_To do_:
Extract every line that includes the string "pessoas".

------------------------------------

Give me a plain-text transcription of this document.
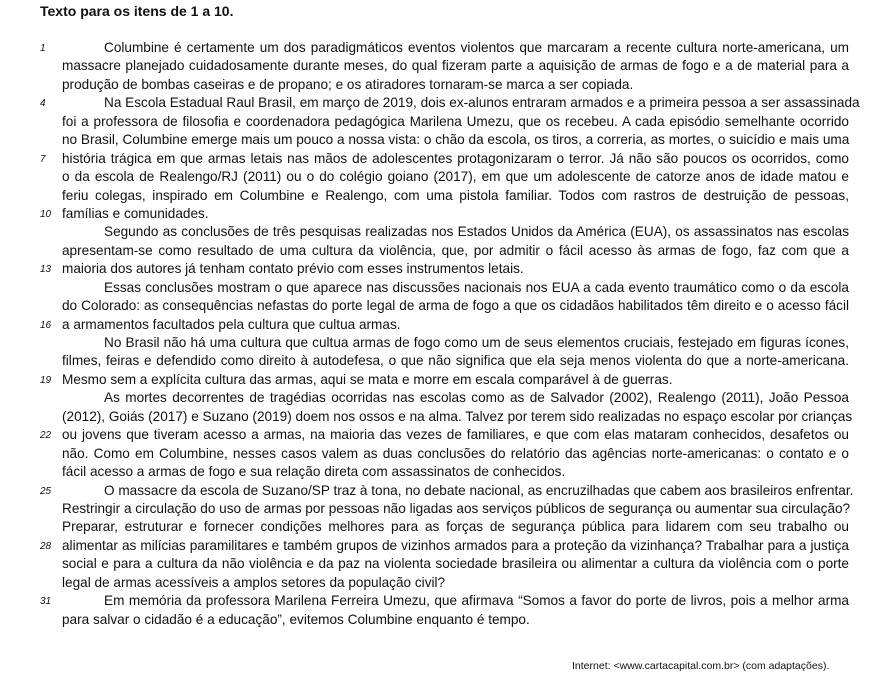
Texto para os itens de 1 a 10.
1	Columbine é certamente um dos paradigmáticos eventos violentos que marcaram a recente cultura norte-americana, um
massacre planejado cuidadosamente durante meses, do qual fizeram parte a aquisição de armas de fogo e a de material para a
produção de bombas caseiras e de propano; e os atiradores tornaram-se marca a ser copiada.
4	Na Escola Estadual Raul Brasil, em março de 2019, dois ex-alunos entraram armados e a primeira pessoa a ser assassinada
foi a professora de filosofia e coordenadora pedagógica Marilena Umezu, que os recebeu. A cada episódio semelhante ocorrido
no Brasil, Columbine emerge mais um pouco a nossa vista: o chão da escola, os tiros, a correria, as mortes, o suicídio e mais uma
7	história trágica em que armas letais nas mãos de adolescentes protagonizaram o terror. Já não são poucos os ocorridos, como
o da escola de Realengo/RJ (2011) ou o do colégio goiano (2017), em que um adolescente de catorze anos de idade matou e
feriu colegas, inspirado em Columbine e Realengo, com uma pistola familiar. Todos com rastros de destruição de pessoas,
10 famílias e comunidades.
Segundo as conclusões de três pesquisas realizadas nos Estados Unidos da América (EUA), os assassinatos nas escolas
apresentam-se como resultado de uma cultura da violência, que, por admitir o fácil acesso às armas de fogo, faz com que a
13 maioria dos autores já tenham contato prévio com esses instrumentos letais.
Essas conclusões mostram o que aparece nas discussões nacionais nos EUA a cada evento traumático como o da escola
do Colorado: as consequências nefastas do porte legal de arma de fogo a que os cidadãos habilitados têm direito e o acesso fácil
16 a armamentos facultados pela cultura que cultua armas.
No Brasil não há uma cultura que cultua armas de fogo como um de seus elementos cruciais, festejado em figuras ícones,
filmes, feiras e defendido como direito à autodefesa, o que não significa que ela seja menos violenta do que a norte-americana.
19 Mesmo sem a explícita cultura das armas, aqui se mata e morre em escala comparável à de guerras.
As mortes decorrentes de tragédias ocorridas nas escolas como as de Salvador (2002), Realengo (2011), João Pessoa
(2012), Goiás (2017) e Suzano (2019) doem nos ossos e na alma. Talvez por terem sido realizadas no espaço escolar por crianças
22 ou jovens que tiveram acesso a armas, na maioria das vezes de familiares, e que com elas mataram conhecidos, desafetos ou
não. Como em Columbine, nesses casos valem as duas conclusões do relatório das agências norte-americanas: o contato e o
fácil acesso a armas de fogo e sua relação direta com assassinatos de conhecidos.
25	O massacre da escola de Suzano/SP traz à tona, no debate nacional, as encruzilhadas que cabem aos brasileiros enfrentar.
Restringir a circulação do uso de armas por pessoas não ligadas aos serviços públicos de segurança ou aumentar sua circulação?
Preparar, estruturar e fornecer condições melhores para as forças de segurança pública para lidarem com seu trabalho ou
28 alimentar as milícias paramilitares e também grupos de vizinhos armados para a proteção da vizinhança? Trabalhar para a justiça
social e para a cultura da não violência e da paz na violenta sociedade brasileira ou alimentar a cultura da violência com o porte
legal de armas acessíveis a amplos setores da população civil?
31	Em memória da professora Marilena Ferreira Umezu, que afirmava “Somos a favor do porte de livros, pois a melhor arma
para salvar o cidadão é a educação”, evitemos Columbine enquanto é tempo.
Internet: <www.cartacapital.com.br> (com adaptações).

------------------------------------

_Response to the exercise_:
feriu colegas, inspirado em Columbine e Realengo, com uma pistola familiar. Todos com rastros de destruição de pessoas,
Restringir a circulação do uso de armas por pessoas não ligadas aos serviços públicos de segurança ou aumentar sua circulação?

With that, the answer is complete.